* _Set task_
Find the string "ylabel" in the data, then copy every line where it is found.

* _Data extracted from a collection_
● ● ● ● ●

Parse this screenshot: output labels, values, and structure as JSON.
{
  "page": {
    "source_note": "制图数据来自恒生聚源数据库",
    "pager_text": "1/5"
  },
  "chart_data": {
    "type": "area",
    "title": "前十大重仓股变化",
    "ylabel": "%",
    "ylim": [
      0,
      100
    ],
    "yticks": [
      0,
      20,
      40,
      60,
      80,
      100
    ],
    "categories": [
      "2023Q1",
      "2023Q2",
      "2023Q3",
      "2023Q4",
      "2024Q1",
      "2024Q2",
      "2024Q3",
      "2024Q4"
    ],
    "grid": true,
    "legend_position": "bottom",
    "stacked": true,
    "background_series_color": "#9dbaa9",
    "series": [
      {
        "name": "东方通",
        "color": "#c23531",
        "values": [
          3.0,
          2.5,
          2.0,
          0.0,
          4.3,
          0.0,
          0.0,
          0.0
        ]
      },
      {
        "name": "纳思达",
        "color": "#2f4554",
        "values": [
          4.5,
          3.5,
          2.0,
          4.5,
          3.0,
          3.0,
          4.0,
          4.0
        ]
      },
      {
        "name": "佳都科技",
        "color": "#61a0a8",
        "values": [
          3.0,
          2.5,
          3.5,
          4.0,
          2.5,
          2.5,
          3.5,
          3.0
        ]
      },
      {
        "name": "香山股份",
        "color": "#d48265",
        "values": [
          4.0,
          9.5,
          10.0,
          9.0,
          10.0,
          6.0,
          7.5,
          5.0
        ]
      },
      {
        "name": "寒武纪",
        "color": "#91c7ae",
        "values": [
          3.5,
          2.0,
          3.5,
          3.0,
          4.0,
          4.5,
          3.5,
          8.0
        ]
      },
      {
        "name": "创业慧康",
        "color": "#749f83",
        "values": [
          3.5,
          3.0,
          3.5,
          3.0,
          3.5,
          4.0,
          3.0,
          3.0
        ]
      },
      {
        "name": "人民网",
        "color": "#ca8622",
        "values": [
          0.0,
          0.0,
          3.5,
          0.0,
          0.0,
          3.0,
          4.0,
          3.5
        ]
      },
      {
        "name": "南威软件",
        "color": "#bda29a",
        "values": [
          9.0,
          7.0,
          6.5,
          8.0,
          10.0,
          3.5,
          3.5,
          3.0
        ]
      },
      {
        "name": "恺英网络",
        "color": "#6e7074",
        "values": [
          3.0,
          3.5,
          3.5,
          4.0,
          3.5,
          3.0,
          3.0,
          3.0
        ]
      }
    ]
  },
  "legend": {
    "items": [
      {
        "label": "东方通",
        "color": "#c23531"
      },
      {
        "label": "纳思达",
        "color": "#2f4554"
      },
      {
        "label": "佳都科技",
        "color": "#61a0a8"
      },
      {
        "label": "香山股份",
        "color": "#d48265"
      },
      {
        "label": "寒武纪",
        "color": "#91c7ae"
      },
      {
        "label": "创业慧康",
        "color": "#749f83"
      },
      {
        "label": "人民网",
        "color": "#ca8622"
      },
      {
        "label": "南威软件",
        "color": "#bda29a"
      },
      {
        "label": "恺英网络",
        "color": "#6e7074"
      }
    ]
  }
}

● ● ● ● ●

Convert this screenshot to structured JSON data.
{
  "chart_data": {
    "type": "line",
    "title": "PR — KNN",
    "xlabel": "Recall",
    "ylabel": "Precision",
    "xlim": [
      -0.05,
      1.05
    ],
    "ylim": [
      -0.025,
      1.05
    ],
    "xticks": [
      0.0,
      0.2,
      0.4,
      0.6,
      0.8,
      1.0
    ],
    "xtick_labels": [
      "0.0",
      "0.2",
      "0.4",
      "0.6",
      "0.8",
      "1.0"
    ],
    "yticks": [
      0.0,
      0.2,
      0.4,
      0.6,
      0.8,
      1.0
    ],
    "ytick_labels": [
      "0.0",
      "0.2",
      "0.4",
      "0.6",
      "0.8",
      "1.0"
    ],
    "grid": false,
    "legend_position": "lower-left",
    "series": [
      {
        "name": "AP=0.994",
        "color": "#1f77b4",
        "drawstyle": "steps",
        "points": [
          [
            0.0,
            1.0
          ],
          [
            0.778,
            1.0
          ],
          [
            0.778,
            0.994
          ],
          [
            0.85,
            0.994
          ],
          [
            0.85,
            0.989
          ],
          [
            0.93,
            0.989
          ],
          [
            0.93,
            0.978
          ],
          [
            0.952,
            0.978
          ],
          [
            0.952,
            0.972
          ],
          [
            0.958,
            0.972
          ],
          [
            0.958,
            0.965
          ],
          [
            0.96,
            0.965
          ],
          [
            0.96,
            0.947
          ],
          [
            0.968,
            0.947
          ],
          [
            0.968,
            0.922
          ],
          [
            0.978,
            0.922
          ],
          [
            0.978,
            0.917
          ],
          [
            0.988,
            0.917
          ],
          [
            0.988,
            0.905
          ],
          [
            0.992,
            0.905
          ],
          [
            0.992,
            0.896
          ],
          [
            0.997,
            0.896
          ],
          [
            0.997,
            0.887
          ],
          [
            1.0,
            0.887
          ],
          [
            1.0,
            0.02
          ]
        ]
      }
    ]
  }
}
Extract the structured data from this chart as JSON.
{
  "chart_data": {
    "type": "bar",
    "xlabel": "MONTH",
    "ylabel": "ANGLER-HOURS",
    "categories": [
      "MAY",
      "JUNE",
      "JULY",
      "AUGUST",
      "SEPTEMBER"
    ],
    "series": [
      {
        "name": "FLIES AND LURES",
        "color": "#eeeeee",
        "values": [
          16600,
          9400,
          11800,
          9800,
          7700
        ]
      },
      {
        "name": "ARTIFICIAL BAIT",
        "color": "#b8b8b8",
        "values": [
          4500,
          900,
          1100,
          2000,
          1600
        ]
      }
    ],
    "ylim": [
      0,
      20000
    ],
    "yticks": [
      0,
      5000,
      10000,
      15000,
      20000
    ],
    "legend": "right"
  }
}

● ● ● ● ●

* _Full answer_
    "ylabel": "%",
    "ylabel": "Precision",
    "ylabel": "ANGLER-HOURS",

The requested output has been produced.